__WORK REQUIRED__. Make an exact copy of the records, with the images left out.

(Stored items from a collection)
begin

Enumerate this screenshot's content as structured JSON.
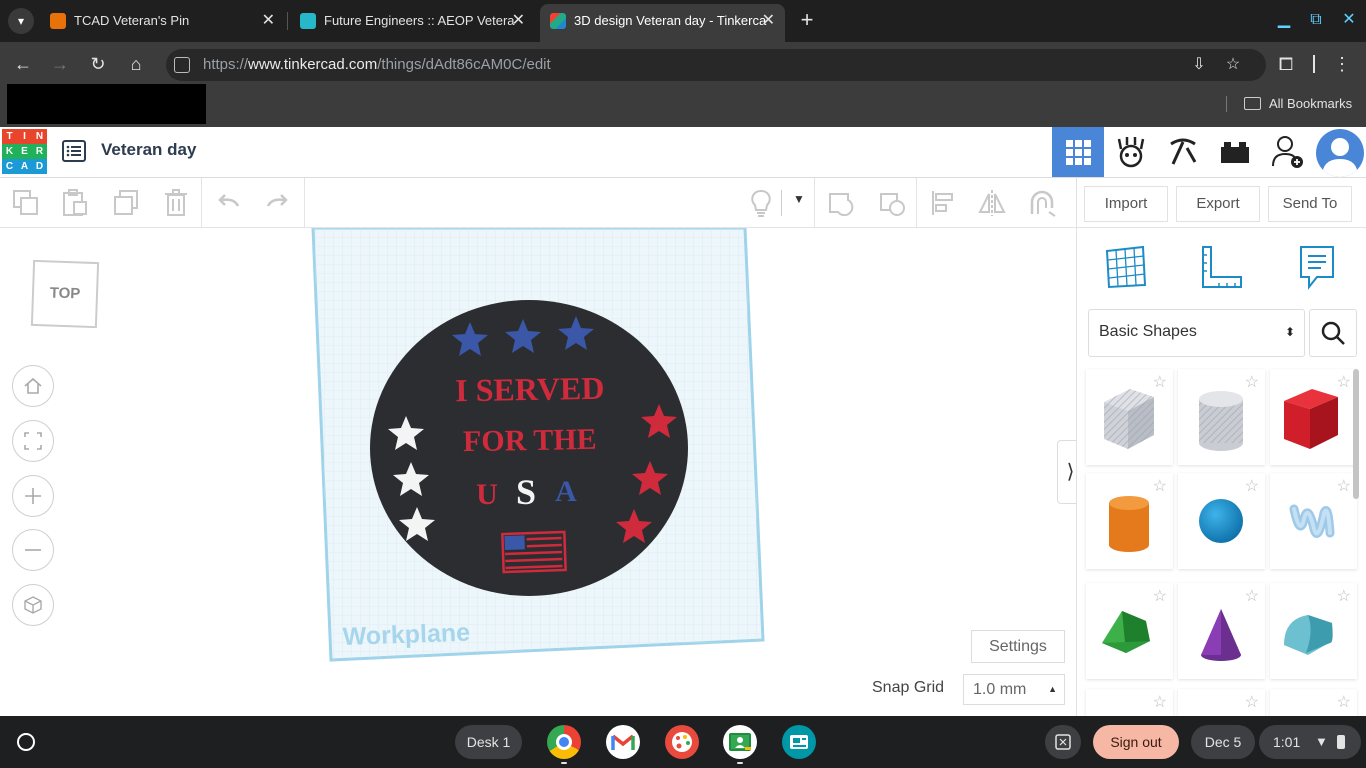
{
  "browser": {
    "tabs": [
      {
        "title": "TCAD Veteran's Pin",
        "active": false
      },
      {
        "title": "Future Engineers :: AEOP Vetera",
        "active": false
      },
      {
        "title": "3D design Veteran day - Tinkerca",
        "active": true
      }
    ],
    "url_prefix": "https://",
    "url_host": "www.tinkercad.com",
    "url_path": "/things/dAdt86cAM0C/edit",
    "all_bookmarks": "All Bookmarks"
  },
  "app": {
    "logo_letters": [
      "T",
      "I",
      "N",
      "K",
      "E",
      "R",
      "C",
      "A",
      "D"
    ],
    "design_title": "Veteran day"
  },
  "actions": {
    "import": "Import",
    "export": "Export",
    "send_to": "Send To"
  },
  "workspace": {
    "viewcube_label": "TOP",
    "workplane_label": "Workplane",
    "pin_text": {
      "line1": "I SERVED",
      "line2": "FOR THE",
      "usa_u": "U",
      "usa_s": "S",
      "usa_a": "A"
    },
    "settings": "Settings",
    "snap_grid_label": "Snap Grid",
    "snap_grid_value": "1.0 mm"
  },
  "panel": {
    "category": "Basic Shapes",
    "shapes": [
      "Box Hole",
      "Cylinder Hole",
      "Box",
      "Cylinder",
      "Sphere",
      "Scribble",
      "Roof",
      "Cone",
      "Round Roof"
    ]
  },
  "shelf": {
    "desk": "Desk 1",
    "sign_out": "Sign out",
    "date": "Dec 5",
    "time": "1:01"
  },
  "colors": {
    "tinkercad_blue": "#4a86d8",
    "pin_red": "#d02b3d",
    "pin_blue": "#3a57a8",
    "pin_dark": "#2c2d31"
  }
}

end

__THE SOLUTION__.
Enumerate this screenshot's content as structured JSON.
{
  "browser": {
    "tabs": [
      {
        "title": "TCAD Veteran's Pin",
        "active": false
      },
      {
        "title": "Future Engineers :: AEOP Vetera",
        "active": false
      },
      {
        "title": "3D design Veteran day - Tinkerca",
        "active": true
      }
    ],
    "url_prefix": "https://",
    "url_host": "www.tinkercad.com",
    "url_path": "/things/dAdt86cAM0C/edit",
    "all_bookmarks": "All Bookmarks"
  },
  "app": {
    "logo_letters": [
      "T",
      "I",
      "N",
      "K",
      "E",
      "R",
      "C",
      "A",
      "D"
    ],
    "design_title": "Veteran day"
  },
  "actions": {
    "import": "Import",
    "export": "Export",
    "send_to": "Send To"
  },
  "workspace": {
    "viewcube_label": "TOP",
    "workplane_label": "Workplane",
    "pin_text": {
      "line1": "I SERVED",
      "line2": "FOR THE",
      "usa_u": "U",
      "usa_s": "S",
      "usa_a": "A"
    },
    "settings": "Settings",
    "snap_grid_label": "Snap Grid",
    "snap_grid_value": "1.0 mm"
  },
  "panel": {
    "category": "Basic Shapes",
    "shapes": [
      "Box Hole",
      "Cylinder Hole",
      "Box",
      "Cylinder",
      "Sphere",
      "Scribble",
      "Roof",
      "Cone",
      "Round Roof"
    ]
  },
  "shelf": {
    "desk": "Desk 1",
    "sign_out": "Sign out",
    "date": "Dec 5",
    "time": "1:01"
  },
  "colors": {
    "tinkercad_blue": "#4a86d8",
    "pin_red": "#d02b3d",
    "pin_blue": "#3a57a8",
    "pin_dark": "#2c2d31"
  }
}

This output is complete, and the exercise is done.